-- Exercise objective --
In the entries below, the word "present" appears on some lines. Copy each of those lines.

-- Extracted entries --
==============================
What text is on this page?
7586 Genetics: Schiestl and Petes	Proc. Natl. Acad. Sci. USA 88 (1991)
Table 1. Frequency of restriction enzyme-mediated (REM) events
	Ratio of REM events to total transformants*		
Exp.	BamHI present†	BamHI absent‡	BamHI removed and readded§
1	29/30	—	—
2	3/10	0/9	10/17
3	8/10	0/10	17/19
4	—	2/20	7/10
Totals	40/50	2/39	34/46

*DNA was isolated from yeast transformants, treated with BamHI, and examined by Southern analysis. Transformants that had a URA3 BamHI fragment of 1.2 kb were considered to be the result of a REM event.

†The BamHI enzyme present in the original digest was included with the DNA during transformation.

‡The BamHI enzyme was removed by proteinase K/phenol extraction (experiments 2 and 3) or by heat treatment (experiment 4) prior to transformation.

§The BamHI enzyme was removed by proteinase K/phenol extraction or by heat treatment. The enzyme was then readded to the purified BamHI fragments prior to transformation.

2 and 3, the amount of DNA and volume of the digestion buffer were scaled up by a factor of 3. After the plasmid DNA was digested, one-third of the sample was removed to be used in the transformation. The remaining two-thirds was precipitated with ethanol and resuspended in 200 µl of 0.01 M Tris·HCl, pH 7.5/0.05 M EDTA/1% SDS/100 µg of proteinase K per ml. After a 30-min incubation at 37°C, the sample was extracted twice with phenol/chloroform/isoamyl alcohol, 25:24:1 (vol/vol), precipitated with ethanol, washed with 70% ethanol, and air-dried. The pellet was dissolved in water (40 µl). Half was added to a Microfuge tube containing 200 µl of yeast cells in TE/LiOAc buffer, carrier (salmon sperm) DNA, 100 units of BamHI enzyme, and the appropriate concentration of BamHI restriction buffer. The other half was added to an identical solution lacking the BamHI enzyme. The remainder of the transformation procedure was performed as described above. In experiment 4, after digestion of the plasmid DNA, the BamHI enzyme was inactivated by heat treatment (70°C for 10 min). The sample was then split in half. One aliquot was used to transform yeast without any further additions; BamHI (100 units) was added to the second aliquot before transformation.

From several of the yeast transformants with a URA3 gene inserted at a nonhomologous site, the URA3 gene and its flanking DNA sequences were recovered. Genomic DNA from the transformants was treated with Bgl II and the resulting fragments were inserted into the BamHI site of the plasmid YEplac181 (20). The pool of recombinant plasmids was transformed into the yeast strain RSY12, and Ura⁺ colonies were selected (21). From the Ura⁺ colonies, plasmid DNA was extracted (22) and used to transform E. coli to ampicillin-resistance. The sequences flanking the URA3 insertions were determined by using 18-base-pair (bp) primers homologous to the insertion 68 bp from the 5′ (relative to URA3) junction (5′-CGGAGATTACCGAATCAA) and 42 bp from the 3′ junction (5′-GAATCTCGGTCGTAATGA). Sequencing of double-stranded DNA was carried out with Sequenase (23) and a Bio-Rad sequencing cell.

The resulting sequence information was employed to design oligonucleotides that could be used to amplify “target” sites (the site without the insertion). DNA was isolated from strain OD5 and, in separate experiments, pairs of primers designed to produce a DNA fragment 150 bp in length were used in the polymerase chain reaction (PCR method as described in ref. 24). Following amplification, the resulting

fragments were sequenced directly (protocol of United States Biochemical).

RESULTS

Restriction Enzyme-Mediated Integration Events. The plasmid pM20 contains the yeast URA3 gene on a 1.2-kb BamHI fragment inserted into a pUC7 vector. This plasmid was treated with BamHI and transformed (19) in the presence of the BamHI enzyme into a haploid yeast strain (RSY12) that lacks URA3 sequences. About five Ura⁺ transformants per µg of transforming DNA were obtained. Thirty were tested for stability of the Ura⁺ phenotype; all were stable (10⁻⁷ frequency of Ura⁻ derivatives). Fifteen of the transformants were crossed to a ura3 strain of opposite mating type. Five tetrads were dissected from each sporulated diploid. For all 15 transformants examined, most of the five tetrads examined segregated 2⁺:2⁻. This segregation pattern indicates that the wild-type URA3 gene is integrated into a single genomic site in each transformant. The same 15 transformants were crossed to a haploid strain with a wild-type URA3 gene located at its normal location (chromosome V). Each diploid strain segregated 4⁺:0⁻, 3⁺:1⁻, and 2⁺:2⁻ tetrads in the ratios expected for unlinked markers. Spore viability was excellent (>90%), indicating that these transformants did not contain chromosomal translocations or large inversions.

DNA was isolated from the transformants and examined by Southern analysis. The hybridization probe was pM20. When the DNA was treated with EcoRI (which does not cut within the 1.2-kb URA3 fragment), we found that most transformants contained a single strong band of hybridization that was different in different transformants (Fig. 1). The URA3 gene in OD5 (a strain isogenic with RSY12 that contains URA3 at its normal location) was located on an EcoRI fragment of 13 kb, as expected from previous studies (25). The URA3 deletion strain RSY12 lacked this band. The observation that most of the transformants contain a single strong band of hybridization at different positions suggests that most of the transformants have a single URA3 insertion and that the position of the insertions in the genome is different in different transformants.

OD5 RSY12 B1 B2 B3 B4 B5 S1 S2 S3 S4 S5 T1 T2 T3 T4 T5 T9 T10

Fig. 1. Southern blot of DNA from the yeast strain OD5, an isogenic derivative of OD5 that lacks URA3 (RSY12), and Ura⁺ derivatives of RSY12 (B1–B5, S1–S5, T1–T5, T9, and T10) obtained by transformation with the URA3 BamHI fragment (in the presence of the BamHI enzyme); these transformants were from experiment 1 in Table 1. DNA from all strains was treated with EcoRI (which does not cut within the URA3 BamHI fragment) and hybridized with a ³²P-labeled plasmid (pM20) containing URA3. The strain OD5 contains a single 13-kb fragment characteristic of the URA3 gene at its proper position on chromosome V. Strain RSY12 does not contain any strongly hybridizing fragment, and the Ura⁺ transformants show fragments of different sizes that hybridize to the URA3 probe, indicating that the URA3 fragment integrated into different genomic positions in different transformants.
==============================
-- Solution to this exercise --
Exp.	BamHI present†	BamHI absent‡	BamHI removed and readded§
†The BamHI enzyme present in the original digest was included with the DNA during transformation.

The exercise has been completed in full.